- _Given request_:
Only the lines from the one containing "Convert this screenshot" through the end of the records should be retyped, exactly and including both ends; pictures stay out.

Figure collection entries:
---

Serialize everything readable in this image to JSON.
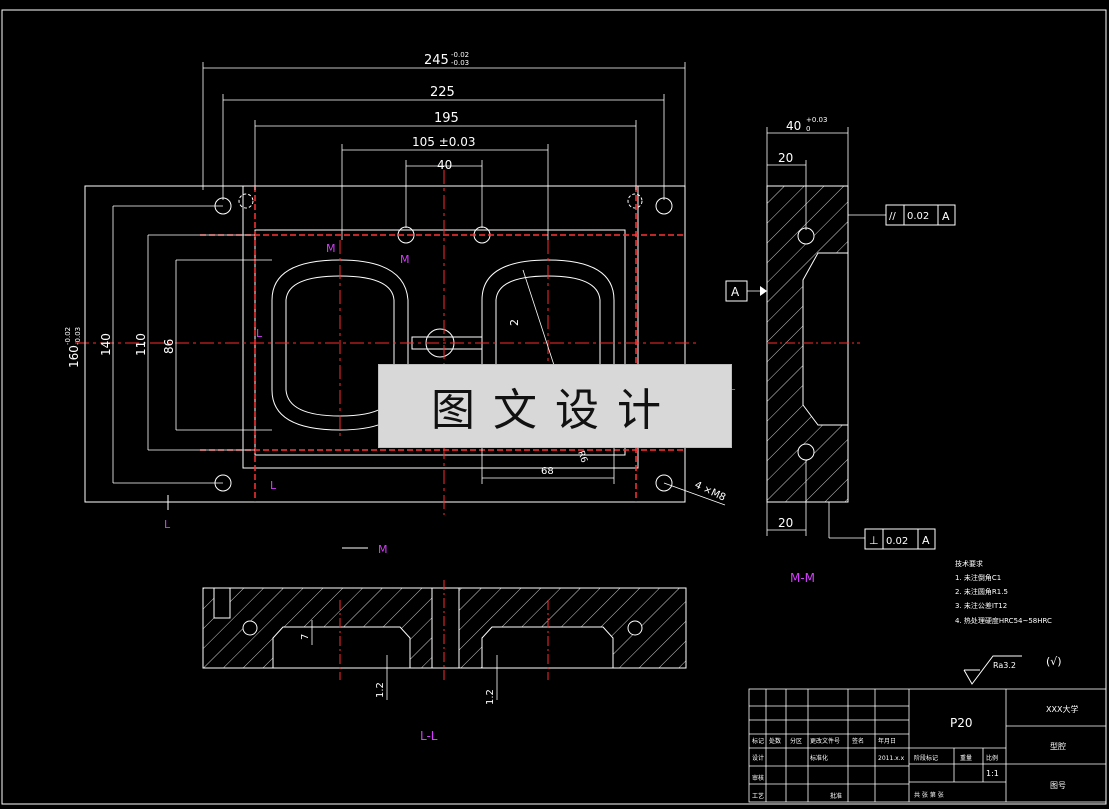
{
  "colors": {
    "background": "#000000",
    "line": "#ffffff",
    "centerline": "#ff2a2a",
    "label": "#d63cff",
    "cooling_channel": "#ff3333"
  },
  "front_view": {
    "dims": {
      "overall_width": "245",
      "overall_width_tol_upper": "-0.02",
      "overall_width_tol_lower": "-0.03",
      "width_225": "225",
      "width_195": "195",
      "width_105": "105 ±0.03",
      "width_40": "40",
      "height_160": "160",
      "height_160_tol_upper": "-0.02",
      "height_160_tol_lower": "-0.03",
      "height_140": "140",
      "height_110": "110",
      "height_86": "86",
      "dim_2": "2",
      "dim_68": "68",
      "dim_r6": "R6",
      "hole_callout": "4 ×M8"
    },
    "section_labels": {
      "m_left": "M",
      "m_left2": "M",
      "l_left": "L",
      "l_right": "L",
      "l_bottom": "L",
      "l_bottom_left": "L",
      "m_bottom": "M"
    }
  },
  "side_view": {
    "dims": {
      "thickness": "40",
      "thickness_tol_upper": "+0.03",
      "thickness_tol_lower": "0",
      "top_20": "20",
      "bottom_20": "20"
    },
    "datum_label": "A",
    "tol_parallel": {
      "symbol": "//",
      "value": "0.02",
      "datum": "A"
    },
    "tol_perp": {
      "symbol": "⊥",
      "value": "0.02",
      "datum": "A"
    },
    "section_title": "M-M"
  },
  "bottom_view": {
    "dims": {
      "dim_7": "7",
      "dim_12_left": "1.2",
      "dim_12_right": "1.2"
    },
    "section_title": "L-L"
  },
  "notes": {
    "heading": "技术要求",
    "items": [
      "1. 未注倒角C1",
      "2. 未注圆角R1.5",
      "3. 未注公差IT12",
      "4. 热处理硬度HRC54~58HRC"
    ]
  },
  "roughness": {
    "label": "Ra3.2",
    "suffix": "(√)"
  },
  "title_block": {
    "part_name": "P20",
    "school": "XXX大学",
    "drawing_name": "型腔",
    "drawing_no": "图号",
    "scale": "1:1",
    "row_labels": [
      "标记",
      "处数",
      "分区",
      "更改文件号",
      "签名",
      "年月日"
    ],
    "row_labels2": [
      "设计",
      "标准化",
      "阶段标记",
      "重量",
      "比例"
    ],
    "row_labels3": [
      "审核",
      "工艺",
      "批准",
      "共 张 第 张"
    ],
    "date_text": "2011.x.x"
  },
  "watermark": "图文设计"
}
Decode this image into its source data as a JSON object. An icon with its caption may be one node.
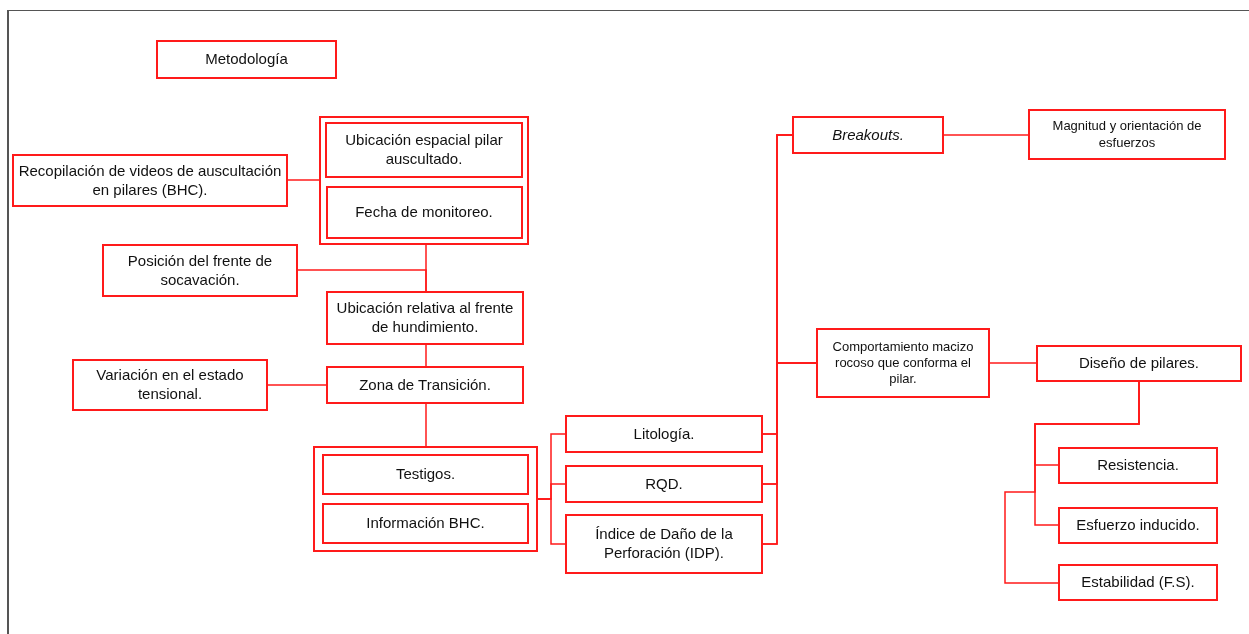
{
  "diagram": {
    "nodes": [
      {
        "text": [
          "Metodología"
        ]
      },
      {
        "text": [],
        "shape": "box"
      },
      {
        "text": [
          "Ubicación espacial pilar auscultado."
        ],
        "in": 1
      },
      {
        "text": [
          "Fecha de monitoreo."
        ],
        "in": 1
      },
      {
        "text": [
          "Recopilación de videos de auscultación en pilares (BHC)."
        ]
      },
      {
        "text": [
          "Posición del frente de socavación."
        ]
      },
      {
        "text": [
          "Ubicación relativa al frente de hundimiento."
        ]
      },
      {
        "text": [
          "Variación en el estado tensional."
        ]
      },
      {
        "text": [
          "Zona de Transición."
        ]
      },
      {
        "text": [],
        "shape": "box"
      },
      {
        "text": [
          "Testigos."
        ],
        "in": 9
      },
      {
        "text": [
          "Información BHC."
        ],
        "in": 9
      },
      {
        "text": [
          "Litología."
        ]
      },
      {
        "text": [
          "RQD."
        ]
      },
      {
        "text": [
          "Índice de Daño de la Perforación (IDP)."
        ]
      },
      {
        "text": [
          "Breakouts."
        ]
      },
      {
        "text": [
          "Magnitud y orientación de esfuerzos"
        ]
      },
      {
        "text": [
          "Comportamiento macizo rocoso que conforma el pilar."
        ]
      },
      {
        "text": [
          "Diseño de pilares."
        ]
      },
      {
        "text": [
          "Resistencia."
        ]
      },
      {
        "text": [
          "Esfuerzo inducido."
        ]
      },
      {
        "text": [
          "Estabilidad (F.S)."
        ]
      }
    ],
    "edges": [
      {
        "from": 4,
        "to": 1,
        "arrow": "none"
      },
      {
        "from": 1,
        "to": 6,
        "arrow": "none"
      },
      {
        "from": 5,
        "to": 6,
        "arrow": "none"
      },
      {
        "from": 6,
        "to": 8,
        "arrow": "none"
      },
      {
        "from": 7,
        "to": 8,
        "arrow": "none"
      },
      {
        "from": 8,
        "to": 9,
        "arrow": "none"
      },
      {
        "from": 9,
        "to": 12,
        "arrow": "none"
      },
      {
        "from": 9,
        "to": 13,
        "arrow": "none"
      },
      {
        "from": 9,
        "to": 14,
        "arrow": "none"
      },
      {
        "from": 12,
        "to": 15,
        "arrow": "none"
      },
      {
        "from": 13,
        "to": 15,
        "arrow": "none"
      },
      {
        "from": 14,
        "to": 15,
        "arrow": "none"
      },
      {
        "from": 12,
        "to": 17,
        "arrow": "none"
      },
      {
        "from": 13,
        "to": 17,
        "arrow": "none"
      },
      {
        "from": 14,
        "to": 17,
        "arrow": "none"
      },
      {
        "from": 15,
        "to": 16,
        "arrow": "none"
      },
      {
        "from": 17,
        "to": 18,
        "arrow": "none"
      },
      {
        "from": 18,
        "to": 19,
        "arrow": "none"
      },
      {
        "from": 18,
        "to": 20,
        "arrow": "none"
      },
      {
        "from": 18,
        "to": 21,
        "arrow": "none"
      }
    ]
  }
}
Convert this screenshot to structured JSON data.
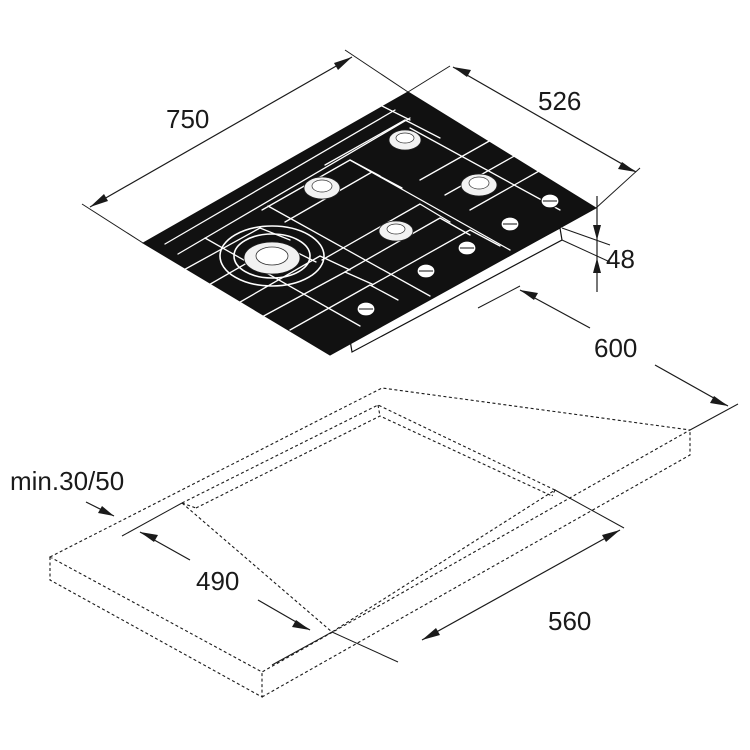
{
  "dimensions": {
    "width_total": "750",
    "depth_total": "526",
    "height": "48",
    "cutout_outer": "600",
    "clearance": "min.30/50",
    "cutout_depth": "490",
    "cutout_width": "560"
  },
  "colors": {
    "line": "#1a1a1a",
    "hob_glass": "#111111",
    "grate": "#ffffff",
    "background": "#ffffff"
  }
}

---

- _Reply_:
Convert this screenshot to structured JSON data.
{
  "dimensions": {
    "width_total": "750",
    "depth_total": "526",
    "height": "48",
    "cutout_outer": "600",
    "clearance": "min.30/50",
    "cutout_depth": "490",
    "cutout_width": "560"
  },
  "colors": {
    "line": "#1a1a1a",
    "hob_glass": "#111111",
    "grate": "#ffffff",
    "background": "#ffffff"
  }
}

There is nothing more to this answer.